» Problem statement:
Work out how many lines in the entries contain the string "меню", and give nothing but that number.

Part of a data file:
──────
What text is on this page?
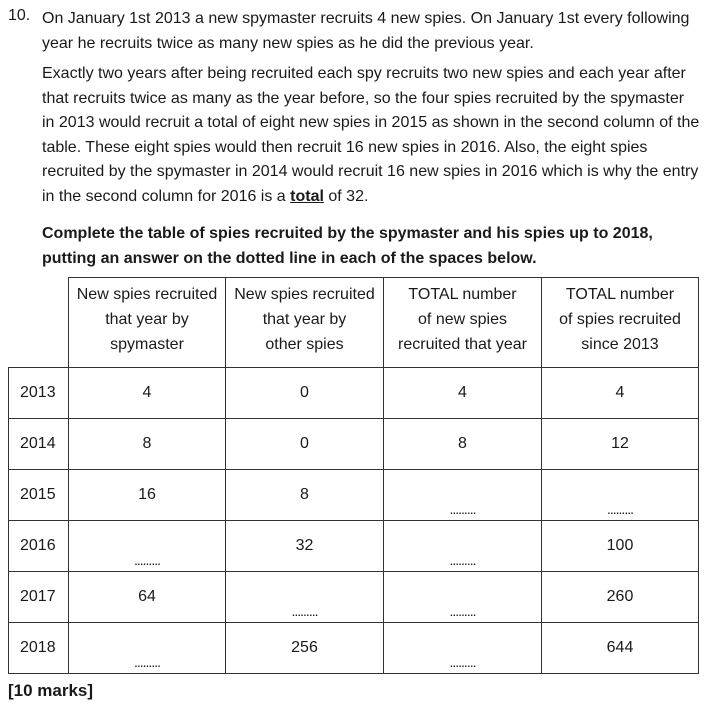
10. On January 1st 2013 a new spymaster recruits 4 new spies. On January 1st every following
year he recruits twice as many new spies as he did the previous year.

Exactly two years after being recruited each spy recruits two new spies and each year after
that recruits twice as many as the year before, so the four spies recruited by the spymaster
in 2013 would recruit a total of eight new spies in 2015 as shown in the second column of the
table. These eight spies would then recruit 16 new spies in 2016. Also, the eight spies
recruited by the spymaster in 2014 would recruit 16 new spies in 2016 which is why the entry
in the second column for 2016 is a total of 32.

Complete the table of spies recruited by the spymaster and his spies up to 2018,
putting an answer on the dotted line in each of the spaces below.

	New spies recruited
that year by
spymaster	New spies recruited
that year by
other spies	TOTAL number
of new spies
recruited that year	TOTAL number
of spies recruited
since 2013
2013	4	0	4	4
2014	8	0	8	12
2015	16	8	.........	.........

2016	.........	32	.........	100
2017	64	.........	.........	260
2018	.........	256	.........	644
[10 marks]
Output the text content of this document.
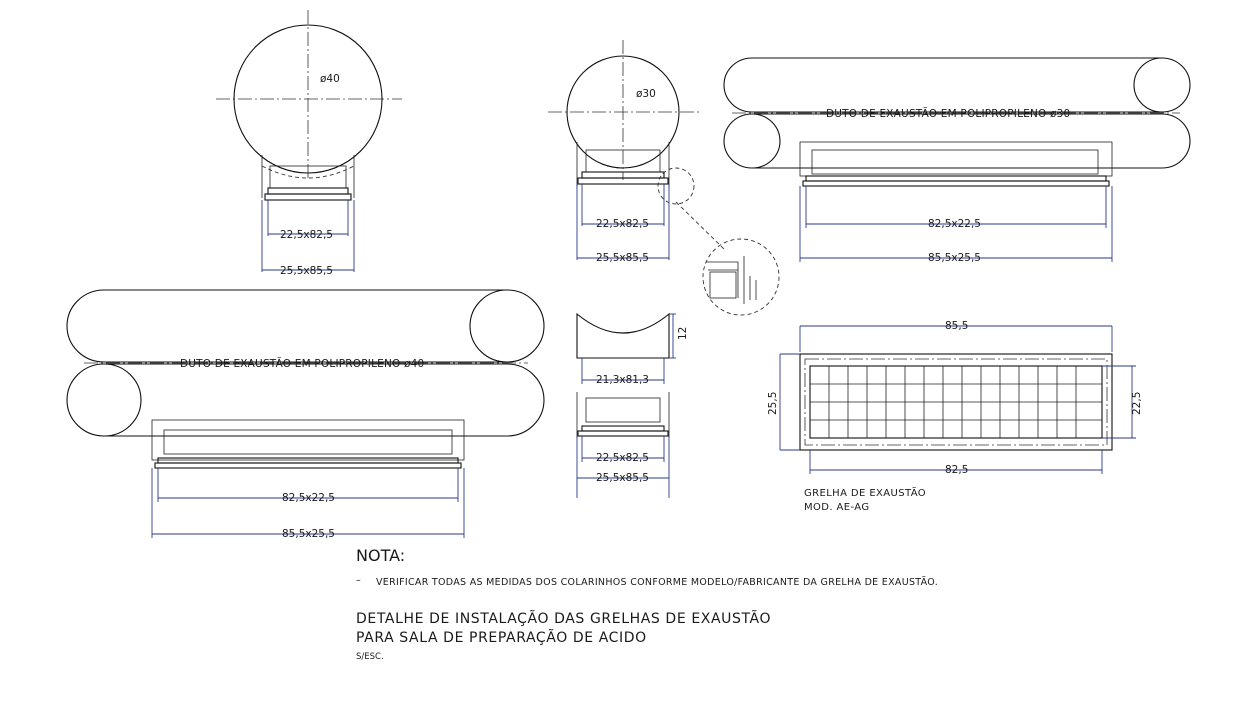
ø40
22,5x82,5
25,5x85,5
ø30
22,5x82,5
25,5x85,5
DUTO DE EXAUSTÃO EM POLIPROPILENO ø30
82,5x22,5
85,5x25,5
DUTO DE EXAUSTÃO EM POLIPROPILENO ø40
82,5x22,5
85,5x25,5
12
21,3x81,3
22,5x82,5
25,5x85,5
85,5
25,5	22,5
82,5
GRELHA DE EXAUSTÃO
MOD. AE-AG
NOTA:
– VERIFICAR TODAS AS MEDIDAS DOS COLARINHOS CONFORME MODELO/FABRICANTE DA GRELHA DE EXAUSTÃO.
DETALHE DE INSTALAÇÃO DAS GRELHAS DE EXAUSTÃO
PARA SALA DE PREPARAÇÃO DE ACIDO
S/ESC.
──────
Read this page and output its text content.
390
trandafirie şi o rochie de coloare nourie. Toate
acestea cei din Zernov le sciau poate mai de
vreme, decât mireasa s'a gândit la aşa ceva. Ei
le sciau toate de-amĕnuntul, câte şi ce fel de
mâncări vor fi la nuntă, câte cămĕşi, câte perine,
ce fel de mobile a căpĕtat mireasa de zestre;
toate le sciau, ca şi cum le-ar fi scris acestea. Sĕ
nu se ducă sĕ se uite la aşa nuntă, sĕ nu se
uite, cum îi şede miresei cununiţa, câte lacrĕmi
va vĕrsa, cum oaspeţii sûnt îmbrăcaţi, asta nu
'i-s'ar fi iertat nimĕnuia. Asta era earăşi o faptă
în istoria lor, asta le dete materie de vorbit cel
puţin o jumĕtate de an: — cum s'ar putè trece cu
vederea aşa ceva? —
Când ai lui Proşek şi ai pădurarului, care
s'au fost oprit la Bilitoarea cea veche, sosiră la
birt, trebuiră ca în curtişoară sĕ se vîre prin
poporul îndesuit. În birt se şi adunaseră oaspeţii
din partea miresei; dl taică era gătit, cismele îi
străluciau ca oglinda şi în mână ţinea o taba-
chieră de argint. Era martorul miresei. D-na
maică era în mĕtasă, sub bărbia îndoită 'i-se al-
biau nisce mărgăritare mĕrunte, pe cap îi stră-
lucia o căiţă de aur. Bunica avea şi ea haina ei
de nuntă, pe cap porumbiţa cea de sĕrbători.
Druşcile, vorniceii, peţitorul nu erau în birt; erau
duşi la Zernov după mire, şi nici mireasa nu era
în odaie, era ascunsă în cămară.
──────
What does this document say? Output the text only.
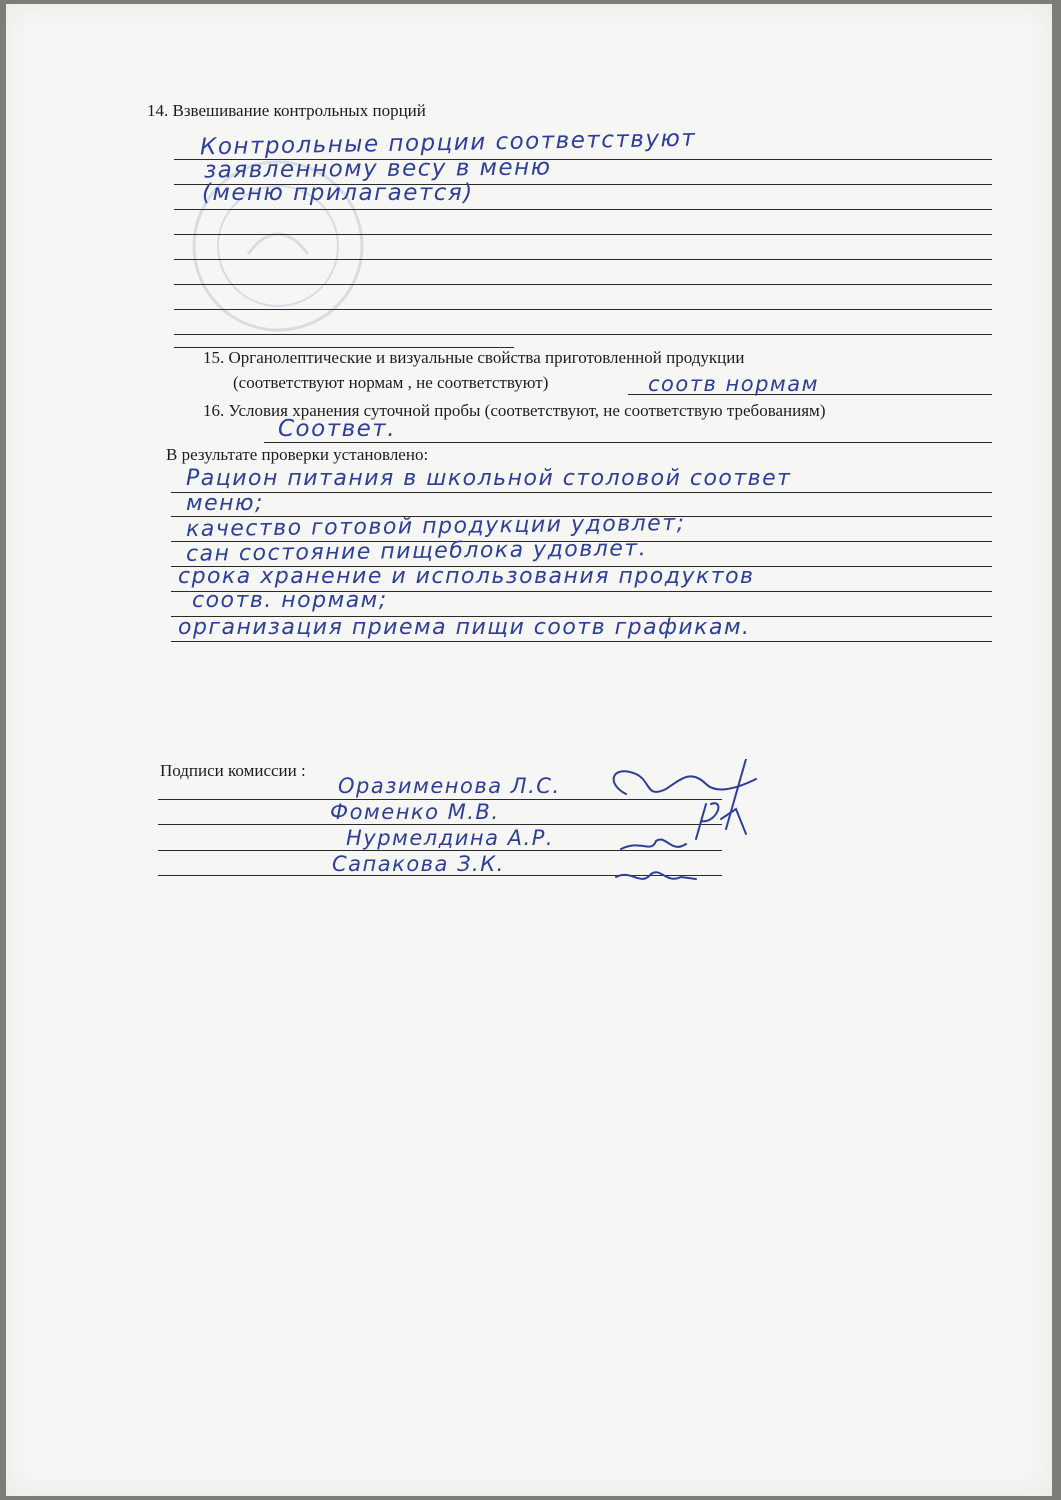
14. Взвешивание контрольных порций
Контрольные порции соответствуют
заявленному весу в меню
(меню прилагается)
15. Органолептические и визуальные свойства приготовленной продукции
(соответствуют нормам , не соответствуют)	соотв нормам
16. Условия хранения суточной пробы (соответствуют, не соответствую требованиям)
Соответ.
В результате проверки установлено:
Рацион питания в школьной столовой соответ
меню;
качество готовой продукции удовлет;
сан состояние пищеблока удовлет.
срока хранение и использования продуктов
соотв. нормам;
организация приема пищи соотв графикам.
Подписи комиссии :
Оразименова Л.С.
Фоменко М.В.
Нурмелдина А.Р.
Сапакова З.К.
──────
» Worked solution:
3